**AIM OF THE TASK**
Find each line containing the string "الإجراءات" and return it.

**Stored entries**
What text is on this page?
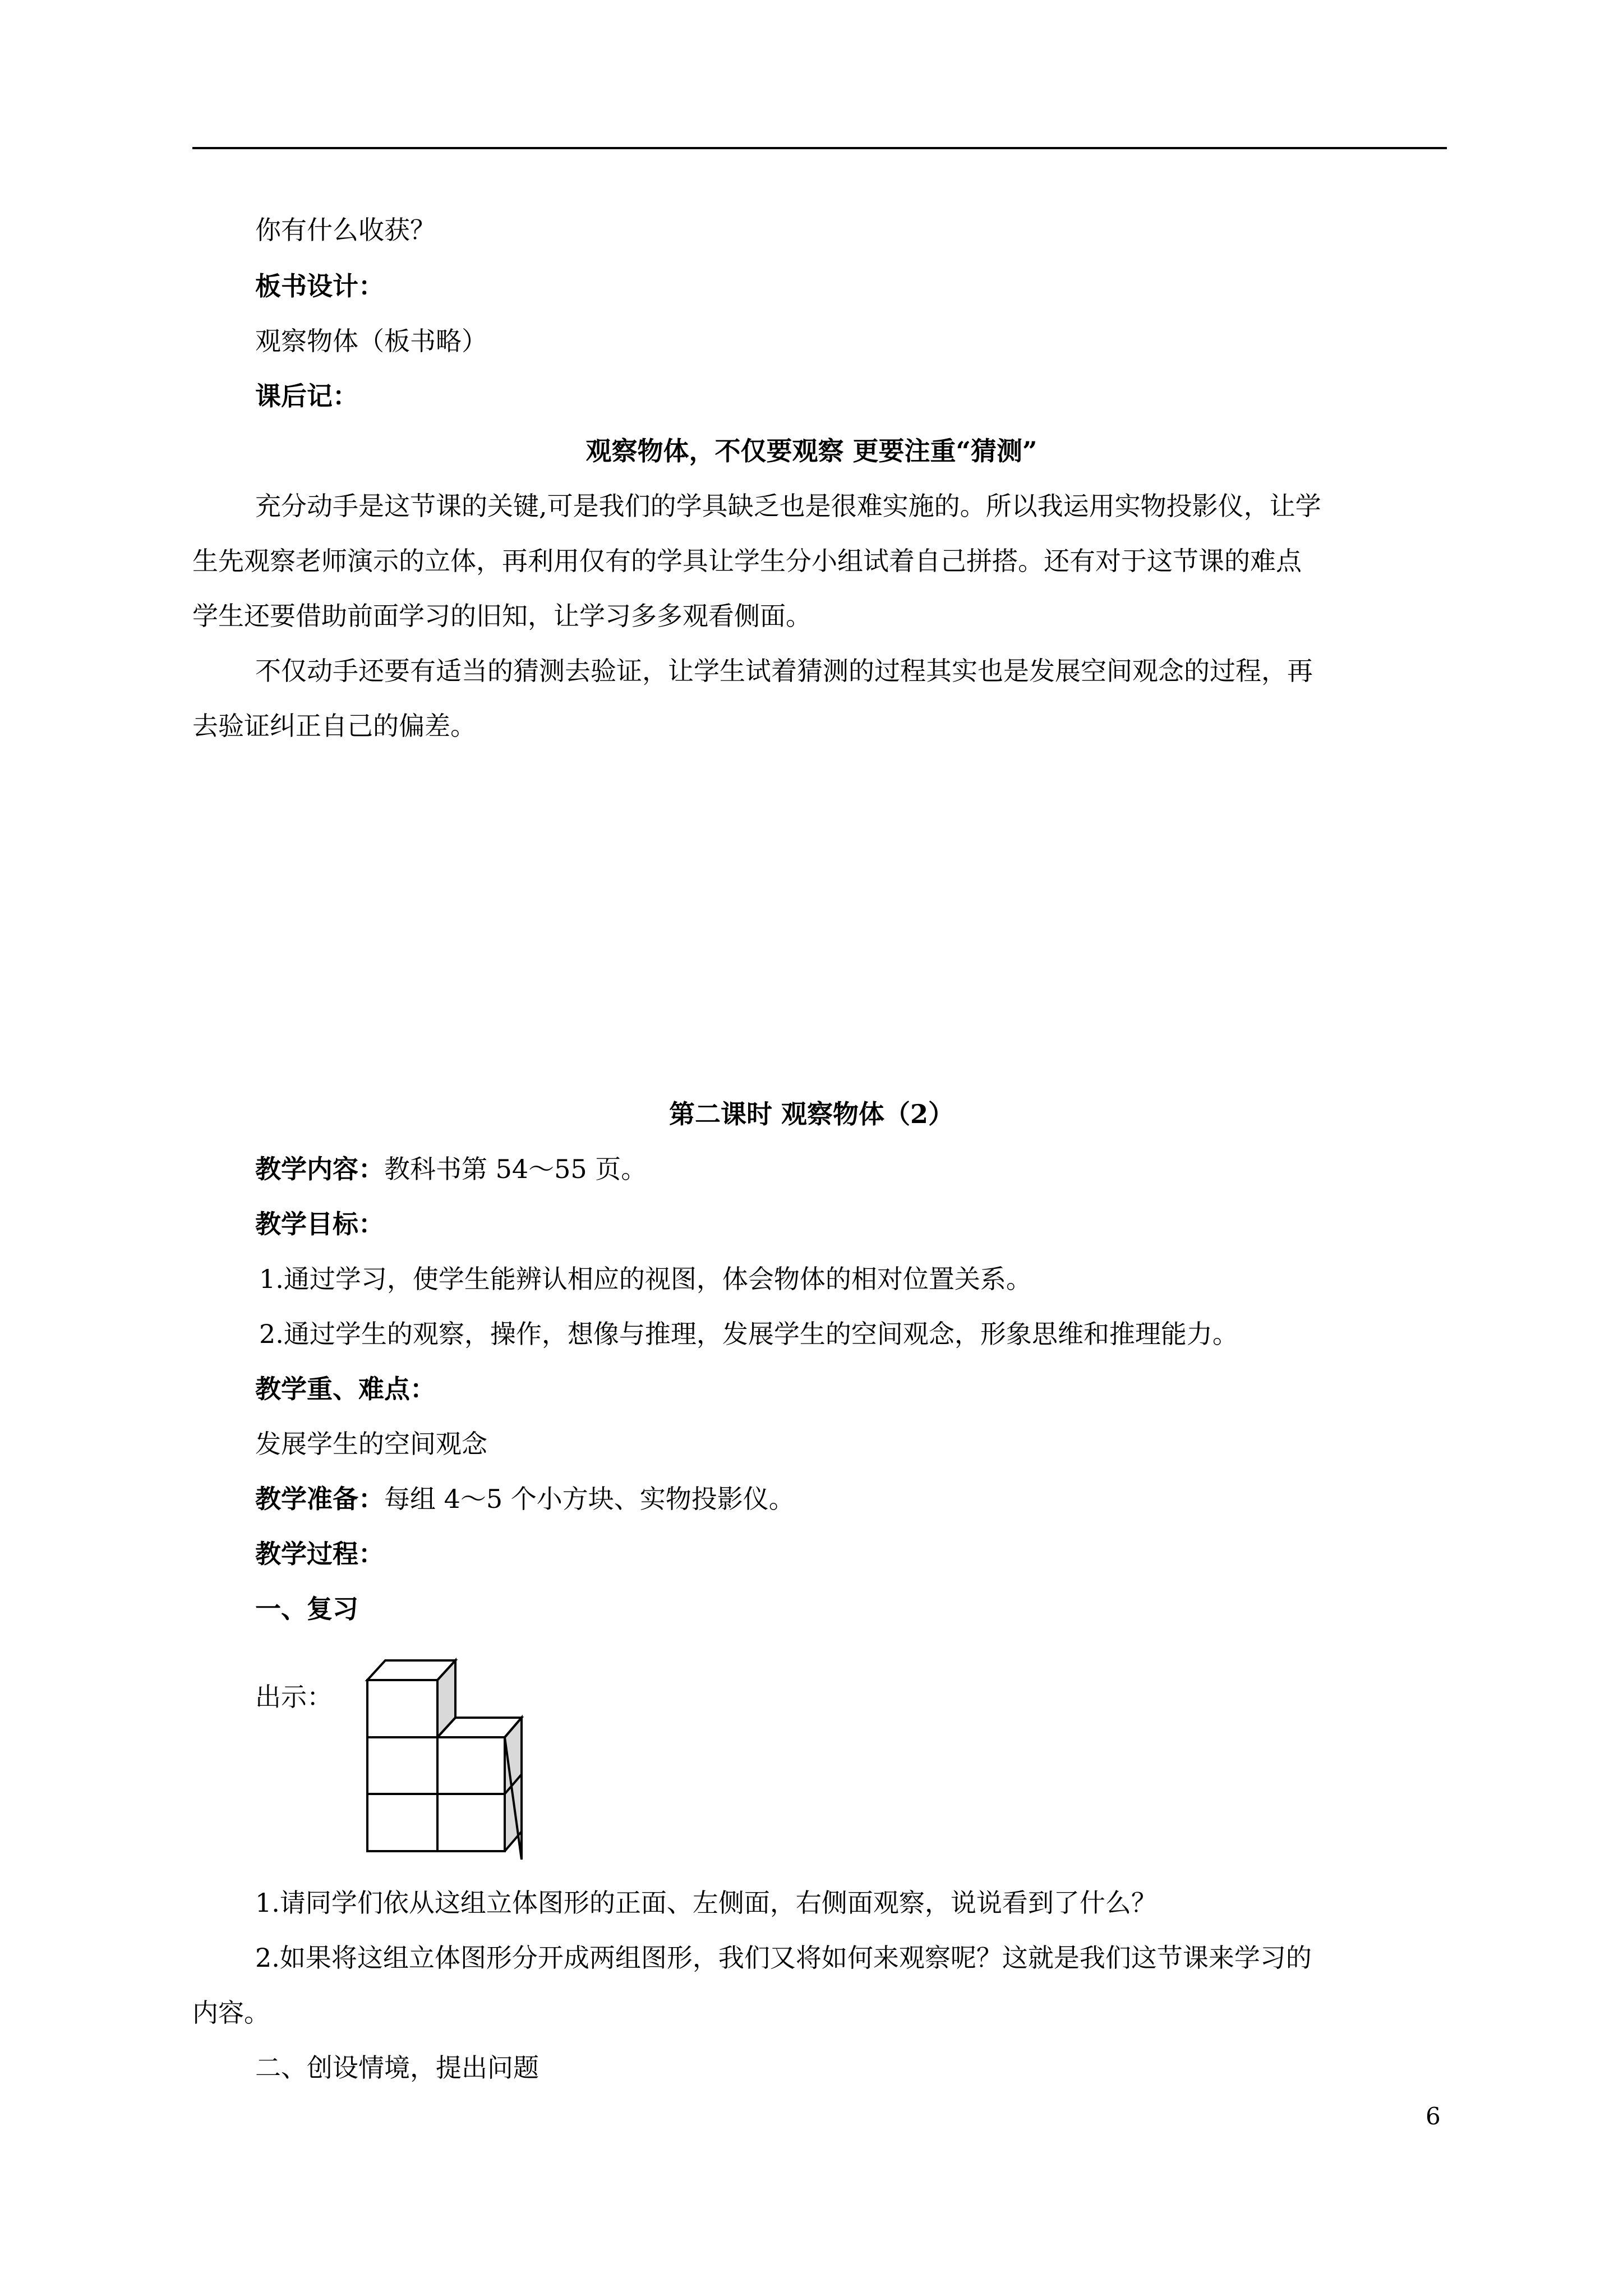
你有什么收获？
板书设计：
观察物体（板书略）
课后记：
观察物体，不仅要观察 更要注重“猜测”
充分动手是这节课的关键,可是我们的学具缺乏也是很难实施的。所以我运用实物投影仪，让学
生先观察老师演示的立体，再利用仅有的学具让学生分小组试着自己拼搭。还有对于这节课的难点
学生还要借助前面学习的旧知，让学习多多观看侧面。
不仅动手还要有适当的猜测去验证，让学生试着猜测的过程其实也是发展空间观念的过程，再
去验证纠正自己的偏差。
第二课时 观察物体（2）
教学内容：教科书第 54～55 页。
教学目标：
1.通过学习，使学生能辨认相应的视图，体会物体的相对位置关系。
2.通过学生的观察，操作，想像与推理，发展学生的空间观念，形象思维和推理能力。
教学重、难点：
发展学生的空间观念
教学准备：每组 4～5 个小方块、实物投影仪。
教学过程：
一、复习
出示：
1.请同学们依从这组立体图形的正面、左侧面，右侧面观察，说说看到了什么？
2.如果将这组立体图形分开成两组图形，我们又将如何来观察呢？这就是我们这节课来学习的
内容。
二、创设情境，提出问题
6
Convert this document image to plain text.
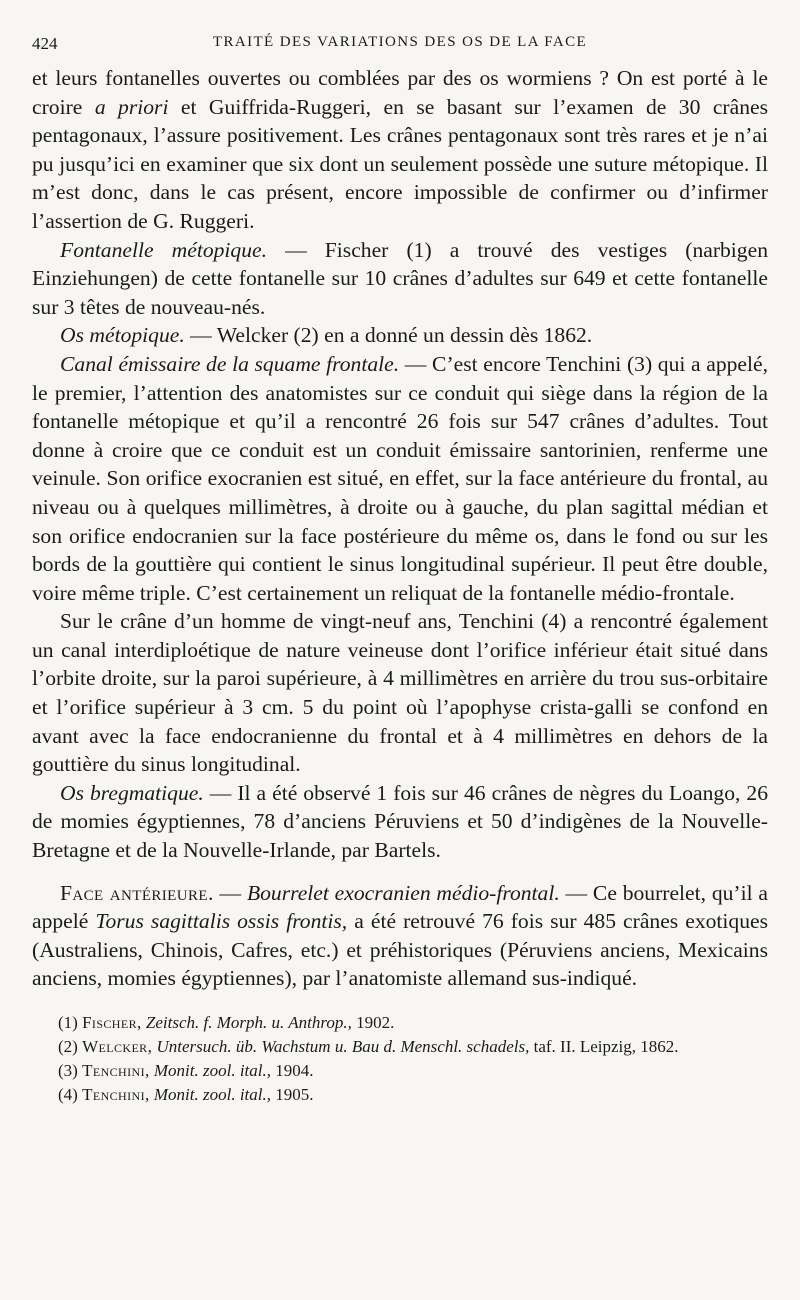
424	TRAITÉ DES VARIATIONS DES OS DE LA FACE

et leurs fontanelles ouvertes ou comblées par des os wormiens ? On est porté à le croire a priori et Guiffrida-Ruggeri, en se basant sur l’examen de 30 crânes pentagonaux, l’assure positivement. Les crânes pentagonaux sont très rares et je n’ai pu jusqu’ici en examiner que six dont un seulement possède une suture métopique. Il m’est donc, dans le cas présent, encore impossible de confirmer ou d’infirmer l’assertion de G. Ruggeri.

Fontanelle métopique. — Fischer (1) a trouvé des vestiges (narbigen Einziehungen) de cette fontanelle sur 10 crânes d’adultes sur 649 et cette fontanelle sur 3 têtes de nouveau-nés.

Os métopique. — Welcker (2) en a donné un dessin dès 1862.

Canal émissaire de la squame frontale. — C’est encore Tenchini (3) qui a appelé, le premier, l’attention des anatomistes sur ce conduit qui siège dans la région de la fontanelle métopique et qu’il a rencontré 26 fois sur 547 crânes d’adultes. Tout donne à croire que ce conduit est un conduit émissaire santorinien, renferme une veinule. Son orifice exocranien est situé, en effet, sur la face antérieure du frontal, au niveau ou à quelques millimètres, à droite ou à gauche, du plan sagittal médian et son orifice endocranien sur la face postérieure du même os, dans le fond ou sur les bords de la gouttière qui contient le sinus longitudinal supérieur. Il peut être double, voire même triple. C’est certainement un reliquat de la fontanelle médio-frontale.

Sur le crâne d’un homme de vingt-neuf ans, Tenchini (4) a rencontré également un canal interdiploétique de nature veineuse dont l’orifice inférieur était situé dans l’orbite droite, sur la paroi supérieure, à 4 millimètres en arrière du trou sus-orbitaire et l’orifice supérieur à 3 cm. 5 du point où l’apophyse crista-galli se confond en avant avec la face endocranienne du frontal et à 4 millimètres en dehors de la gouttière du sinus longitudinal.

Os bregmatique. — Il a été observé 1 fois sur 46 crânes de nègres du Loango, 26 de momies égyptiennes, 78 d’anciens Péruviens et 50 d’indigènes de la Nouvelle-Bretagne et de la Nouvelle-Irlande, par Bartels.

Face antérieure. — Bourrelet exocranien médio-frontal. — Ce bourrelet, qu’il a appelé Torus sagittalis ossis frontis, a été retrouvé 76 fois sur 485 crânes exotiques (Australiens, Chinois, Cafres, etc.) et préhistoriques (Péruviens anciens, Mexicains anciens, momies égyptiennes), par l’anatomiste allemand sus-indiqué.

(1) Fischer, Zeitsch. f. Morph. u. Anthrop., 1902.

(2) Welcker, Untersuch. üb. Wachstum u. Bau d. Menschl. schadels, taf. II. Leipzig, 1862.

(3) Tenchini, Monit. zool. ital., 1904.

(4) Tenchini, Monit. zool. ital., 1905.
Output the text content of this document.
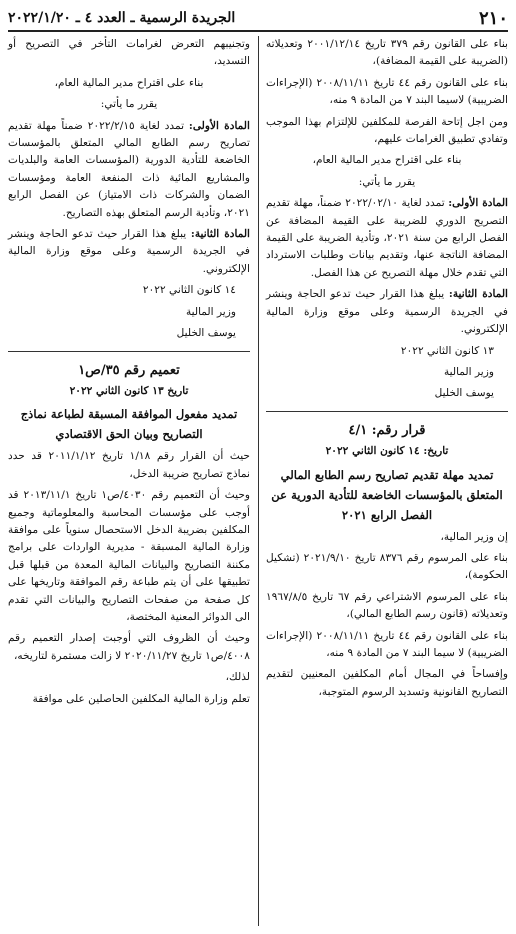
٢١٠
الجريدة الرسمية ـ العدد ٤ ـ ٢٠٢٢/١/٢٠

بناء على القانون رقم ٣٧٩ تاريخ ٢٠٠١/١٢/١٤ وتعديلاته (الضريبة على القيمة المضافة)،

بناء على القانون رقم ٤٤ تاريخ ٢٠٠٨/١١/١١ (الإجراءات الضريبية) لاسيما البند ٧ من المادة ٩ منه،

ومن اجل إتاحة الفرصة للمكلفين للإلتزام بهذا الموجب وتفادي تطبيق الغرامات عليهم،

بناء على اقتراح مدير المالية العام،

يقرر ما يأتي:

المادة الأولى: تمدد لغاية ٢٠٢٢/٠٢/١٠ ضمناً، مهلة تقديم التصريح الدوري للضريبة على القيمة المضافة عن الفصل الرابع من سنة ٢٠٢١، وتأدية الضريبة على القيمة المضافة الناتجة عنها، وتقديم بيانات وطلبات الاسترداد التي تقدم خلال مهلة التصريح عن هذا الفصل.

المادة الثانية: يبلغ هذا القرار حيث تدعو الحاجة وينشر في الجريدة الرسمية وعلى موقع وزارة المالية الإلكتروني.

١٣ كانون الثاني ٢٠٢٢

وزير المالية

يوسف الخليل

قرار رقم: ٤/١

تاريخ: ١٤ كانون الثاني ٢٠٢٢

تمديد مهلة تقديم تصاريح رسم الطابع المالي المتعلق بالمؤسسات الخاضعة للتأدية الدورية عن الفصل الرابع ٢٠٢١

إن وزير المالية،

بناء على المرسوم رقم ٨٣٧٦ تاريخ ٢٠٢١/٩/١٠ (تشكيل الحكومة)،

بناء على المرسوم الاشتراعي رقم ٦٧ تاريخ ١٩٦٧/٨/٥ وتعديلاته (قانون رسم الطابع المالي)،

بناء على القانون رقم ٤٤ تاريخ ٢٠٠٨/١١/١١ (الإجراءات الضريبية) لا سيما البند ٧ من المادة ٩ منه،

وإفساحاً في المجال أمام المكلفين المعنيين لتقديم التصاريح القانونية وتسديد الرسوم المتوجبة،

وتجنيبهم التعرض لغرامات التأخر في التصريح أو التسديد،

بناء على اقتراح مدير المالية العام،

يقرر ما يأتي:

المادة الأولى: تمدد لغاية ٢٠٢٢/٢/١٥ ضمناً مهلة تقديم تصاريح رسم الطابع المالي المتعلق بالمؤسسات الخاضعة للتأدية الدورية (المؤسسات العامة والبلديات والمشاريع المائية ذات المنفعة العامة ومؤسسات الضمان والشركات ذات الامتياز) عن الفصل الرابع ٢٠٢١، وتأدية الرسم المتعلق بهذه التصاريح.

المادة الثانية: يبلغ هذا القرار حيث تدعو الحاجة وينشر في الجريدة الرسمية وعلى موقع وزارة المالية الإلكتروني.

١٤ كانون الثاني ٢٠٢٢

وزير المالية

يوسف الخليل

تعميم رقم ٣٥/ص١

تاريخ ١٣ كانون الثاني ٢٠٢٢

تمديد مفعول الموافقة المسبقة لطباعة نماذج التصاريح وبيان الحق الاقتصادي

حيث أن القرار رقم ١/١٨ تاريخ ٢٠١١/١/١٢ قد حدد نماذج تصاريح ضريبة الدخل،

وحيث أن التعميم رقم ٤٠٣٠/ص١ تاريخ ٢٠١٣/١١/١ قد أوجب على مؤسسات المحاسبة والمعلوماتية وجميع المكلفين بضريبة الدخل الاستحصال سنوياً على موافقة وزارة المالية المسبقة - مديرية الواردات على برامج مكننة التصاريح والبيانات المالية المعدة من قبلها قبل تطبيقها على أن يتم طباعة رقم الموافقة وتاريخها على كل صفحة من صفحات التصاريح والبيانات التي تقدم الى الدوائر المعنية المختصة،

وحيث أن الظروف التي أوجبت إصدار التعميم رقم ٤٠٠٨/ص١ تاريخ ٢٠٢٠/١١/٢٧ لا زالت مستمرة لتاريخه،

لذلك،

تعلم وزارة المالية المكلفين الحاصلين على موافقة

**THE RESPONSE**
بناء على القانون رقم ٤٤ تاريخ ٢٠٠٨/١١/١١ (الإجراءات الضريبية) لاسيما البند ٧ من المادة ٩ منه،
بناء على القانون رقم ٤٤ تاريخ ٢٠٠٨/١١/١١ (الإجراءات الضريبية) لا سيما البند ٧ من المادة ٩ منه،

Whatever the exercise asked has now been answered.